- [Problem]: Transcribe the entries below verbatim, starting at the first line and ending at the line that contains "series-line-depth-3 (780, 49, 1068, 247)", with both ends included.

Raw entries
──────

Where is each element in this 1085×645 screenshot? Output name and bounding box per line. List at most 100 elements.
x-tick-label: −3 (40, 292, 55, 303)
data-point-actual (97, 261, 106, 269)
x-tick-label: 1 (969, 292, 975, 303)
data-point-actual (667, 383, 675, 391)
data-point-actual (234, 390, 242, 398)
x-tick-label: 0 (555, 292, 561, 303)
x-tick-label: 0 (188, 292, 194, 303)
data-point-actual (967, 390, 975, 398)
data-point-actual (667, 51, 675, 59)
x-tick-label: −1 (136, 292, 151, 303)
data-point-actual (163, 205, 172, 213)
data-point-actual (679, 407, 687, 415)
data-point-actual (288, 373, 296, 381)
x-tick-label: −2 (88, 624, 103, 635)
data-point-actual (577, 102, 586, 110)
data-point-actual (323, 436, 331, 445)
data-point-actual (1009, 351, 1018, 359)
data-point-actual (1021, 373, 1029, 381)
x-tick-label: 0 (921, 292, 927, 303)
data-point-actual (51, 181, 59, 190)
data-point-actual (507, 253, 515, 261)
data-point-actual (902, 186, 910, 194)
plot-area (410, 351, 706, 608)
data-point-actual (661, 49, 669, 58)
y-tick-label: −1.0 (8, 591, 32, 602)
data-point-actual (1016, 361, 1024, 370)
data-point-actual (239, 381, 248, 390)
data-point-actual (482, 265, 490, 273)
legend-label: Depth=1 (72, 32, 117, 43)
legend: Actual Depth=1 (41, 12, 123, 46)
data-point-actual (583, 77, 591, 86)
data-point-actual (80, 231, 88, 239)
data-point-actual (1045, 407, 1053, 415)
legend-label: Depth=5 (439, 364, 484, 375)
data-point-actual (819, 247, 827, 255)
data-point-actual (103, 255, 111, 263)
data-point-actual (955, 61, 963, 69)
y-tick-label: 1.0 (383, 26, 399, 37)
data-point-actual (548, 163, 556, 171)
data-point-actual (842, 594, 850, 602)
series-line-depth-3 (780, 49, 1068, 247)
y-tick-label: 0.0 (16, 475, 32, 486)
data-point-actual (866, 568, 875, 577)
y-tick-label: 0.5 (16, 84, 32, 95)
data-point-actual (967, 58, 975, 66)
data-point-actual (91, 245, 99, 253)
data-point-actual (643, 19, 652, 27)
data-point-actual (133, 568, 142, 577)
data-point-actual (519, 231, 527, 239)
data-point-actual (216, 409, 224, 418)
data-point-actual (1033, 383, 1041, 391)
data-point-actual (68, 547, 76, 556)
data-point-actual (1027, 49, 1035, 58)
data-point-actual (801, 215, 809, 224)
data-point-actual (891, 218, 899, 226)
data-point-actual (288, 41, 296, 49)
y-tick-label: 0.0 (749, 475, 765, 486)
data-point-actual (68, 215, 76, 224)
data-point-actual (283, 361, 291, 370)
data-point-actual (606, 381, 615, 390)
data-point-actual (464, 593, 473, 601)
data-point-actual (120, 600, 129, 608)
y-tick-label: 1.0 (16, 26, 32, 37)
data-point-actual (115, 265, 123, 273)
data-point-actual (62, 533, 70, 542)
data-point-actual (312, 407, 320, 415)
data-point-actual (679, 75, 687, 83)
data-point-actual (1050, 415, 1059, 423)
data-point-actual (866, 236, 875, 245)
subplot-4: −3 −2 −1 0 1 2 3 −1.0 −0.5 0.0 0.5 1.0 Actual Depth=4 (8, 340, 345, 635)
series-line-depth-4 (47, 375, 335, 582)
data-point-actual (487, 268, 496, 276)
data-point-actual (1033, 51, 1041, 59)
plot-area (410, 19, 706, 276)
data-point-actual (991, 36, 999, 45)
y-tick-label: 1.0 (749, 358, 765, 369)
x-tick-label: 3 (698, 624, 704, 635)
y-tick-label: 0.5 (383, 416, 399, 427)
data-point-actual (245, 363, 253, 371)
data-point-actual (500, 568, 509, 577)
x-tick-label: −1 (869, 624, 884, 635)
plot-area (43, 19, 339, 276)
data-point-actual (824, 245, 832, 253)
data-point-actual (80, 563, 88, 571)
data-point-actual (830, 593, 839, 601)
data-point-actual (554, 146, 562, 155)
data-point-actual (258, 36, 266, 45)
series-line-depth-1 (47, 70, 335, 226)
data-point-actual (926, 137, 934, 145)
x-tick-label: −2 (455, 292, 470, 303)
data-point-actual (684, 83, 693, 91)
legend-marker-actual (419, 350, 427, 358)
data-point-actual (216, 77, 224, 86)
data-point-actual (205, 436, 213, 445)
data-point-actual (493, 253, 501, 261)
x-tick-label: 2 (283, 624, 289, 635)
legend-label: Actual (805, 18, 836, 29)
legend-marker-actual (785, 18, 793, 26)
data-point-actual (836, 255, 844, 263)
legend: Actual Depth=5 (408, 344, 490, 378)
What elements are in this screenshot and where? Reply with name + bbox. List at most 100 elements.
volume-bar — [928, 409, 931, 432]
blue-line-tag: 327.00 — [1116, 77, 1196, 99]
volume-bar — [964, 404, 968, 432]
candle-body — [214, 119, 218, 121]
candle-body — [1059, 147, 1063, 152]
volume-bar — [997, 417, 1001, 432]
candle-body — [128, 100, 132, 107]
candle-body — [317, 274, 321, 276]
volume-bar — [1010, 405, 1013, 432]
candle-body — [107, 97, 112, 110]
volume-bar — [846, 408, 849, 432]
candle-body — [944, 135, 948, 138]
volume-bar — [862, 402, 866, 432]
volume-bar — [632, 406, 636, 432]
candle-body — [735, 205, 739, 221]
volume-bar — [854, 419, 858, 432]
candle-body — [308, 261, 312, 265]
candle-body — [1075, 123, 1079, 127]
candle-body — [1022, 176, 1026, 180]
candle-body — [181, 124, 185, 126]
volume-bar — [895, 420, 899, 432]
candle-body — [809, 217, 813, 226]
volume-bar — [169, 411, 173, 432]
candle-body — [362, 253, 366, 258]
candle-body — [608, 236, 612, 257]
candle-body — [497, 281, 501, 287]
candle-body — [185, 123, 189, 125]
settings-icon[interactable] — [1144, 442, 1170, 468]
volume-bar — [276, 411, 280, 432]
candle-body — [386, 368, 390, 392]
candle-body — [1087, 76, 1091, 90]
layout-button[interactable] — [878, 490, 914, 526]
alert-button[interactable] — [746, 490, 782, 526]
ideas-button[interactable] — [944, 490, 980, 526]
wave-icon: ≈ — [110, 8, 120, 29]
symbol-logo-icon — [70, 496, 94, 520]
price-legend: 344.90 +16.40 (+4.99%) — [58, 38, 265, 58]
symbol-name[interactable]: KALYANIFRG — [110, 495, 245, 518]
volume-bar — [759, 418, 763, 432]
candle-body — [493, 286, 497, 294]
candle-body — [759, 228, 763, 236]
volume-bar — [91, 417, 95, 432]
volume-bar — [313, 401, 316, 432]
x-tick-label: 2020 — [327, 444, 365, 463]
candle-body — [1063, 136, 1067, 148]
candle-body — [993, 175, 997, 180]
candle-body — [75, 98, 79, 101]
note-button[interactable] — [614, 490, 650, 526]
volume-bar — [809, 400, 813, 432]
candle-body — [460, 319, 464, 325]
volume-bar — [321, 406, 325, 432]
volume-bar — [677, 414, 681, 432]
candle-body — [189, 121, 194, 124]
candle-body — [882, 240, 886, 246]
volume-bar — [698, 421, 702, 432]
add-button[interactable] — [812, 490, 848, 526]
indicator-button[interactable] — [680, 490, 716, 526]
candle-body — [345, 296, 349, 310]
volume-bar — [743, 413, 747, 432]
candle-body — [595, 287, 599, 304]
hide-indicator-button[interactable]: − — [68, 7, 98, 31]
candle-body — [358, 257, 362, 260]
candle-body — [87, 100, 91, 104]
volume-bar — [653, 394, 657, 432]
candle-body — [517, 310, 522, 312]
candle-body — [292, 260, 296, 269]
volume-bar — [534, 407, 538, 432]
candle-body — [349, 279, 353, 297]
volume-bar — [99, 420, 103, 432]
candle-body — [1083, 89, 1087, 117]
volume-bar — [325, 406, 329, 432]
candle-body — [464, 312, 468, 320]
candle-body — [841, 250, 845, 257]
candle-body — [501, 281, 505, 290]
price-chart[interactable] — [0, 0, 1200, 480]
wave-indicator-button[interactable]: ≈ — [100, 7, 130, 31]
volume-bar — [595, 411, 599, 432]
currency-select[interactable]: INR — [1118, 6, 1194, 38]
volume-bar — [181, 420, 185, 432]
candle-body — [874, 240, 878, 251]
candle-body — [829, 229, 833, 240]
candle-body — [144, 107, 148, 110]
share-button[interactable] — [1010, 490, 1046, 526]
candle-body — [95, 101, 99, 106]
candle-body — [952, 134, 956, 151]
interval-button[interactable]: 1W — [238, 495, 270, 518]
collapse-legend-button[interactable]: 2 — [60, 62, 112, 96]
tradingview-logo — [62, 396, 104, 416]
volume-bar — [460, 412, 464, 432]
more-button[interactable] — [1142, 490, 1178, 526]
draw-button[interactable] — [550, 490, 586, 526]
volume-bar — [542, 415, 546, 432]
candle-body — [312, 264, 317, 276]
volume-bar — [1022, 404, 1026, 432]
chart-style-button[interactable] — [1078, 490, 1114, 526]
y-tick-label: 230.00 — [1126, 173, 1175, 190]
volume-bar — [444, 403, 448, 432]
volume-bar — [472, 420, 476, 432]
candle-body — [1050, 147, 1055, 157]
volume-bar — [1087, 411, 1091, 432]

──────

- [Response to the task]:
Where is each element in this 1085×645 screenshot? Output name and bounding box per line. List at most 100 elements.
x-tick-label: −3 (40, 292, 55, 303)
data-point-actual (97, 261, 106, 269)
x-tick-label: 1 (969, 292, 975, 303)
data-point-actual (667, 383, 675, 391)
data-point-actual (234, 390, 242, 398)
x-tick-label: 0 (555, 292, 561, 303)
x-tick-label: 0 (188, 292, 194, 303)
data-point-actual (967, 390, 975, 398)
data-point-actual (667, 51, 675, 59)
x-tick-label: −1 (136, 292, 151, 303)
data-point-actual (163, 205, 172, 213)
data-point-actual (679, 407, 687, 415)
data-point-actual (288, 373, 296, 381)
x-tick-label: −2 (88, 624, 103, 635)
data-point-actual (577, 102, 586, 110)
data-point-actual (323, 436, 331, 445)
data-point-actual (1009, 351, 1018, 359)
data-point-actual (1021, 373, 1029, 381)
x-tick-label: 0 (921, 292, 927, 303)
data-point-actual (51, 181, 59, 190)
data-point-actual (507, 253, 515, 261)
data-point-actual (902, 186, 910, 194)
plot-area (410, 351, 706, 608)
data-point-actual (661, 49, 669, 58)
y-tick-label: −1.0 (8, 591, 32, 602)
data-point-actual (1016, 361, 1024, 370)
data-point-actual (239, 381, 248, 390)
data-point-actual (482, 265, 490, 273)
legend-label: Depth=1 (72, 32, 117, 43)
legend: Actual Depth=1 (41, 12, 123, 46)
data-point-actual (583, 77, 591, 86)
data-point-actual (80, 231, 88, 239)
data-point-actual (1045, 407, 1053, 415)
legend-label: Depth=5 (439, 364, 484, 375)
data-point-actual (819, 247, 827, 255)
data-point-actual (103, 255, 111, 263)
data-point-actual (955, 61, 963, 69)
y-tick-label: 1.0 (383, 26, 399, 37)
data-point-actual (548, 163, 556, 171)
data-point-actual (842, 594, 850, 602)
series-line-depth-3 (780, 49, 1068, 247)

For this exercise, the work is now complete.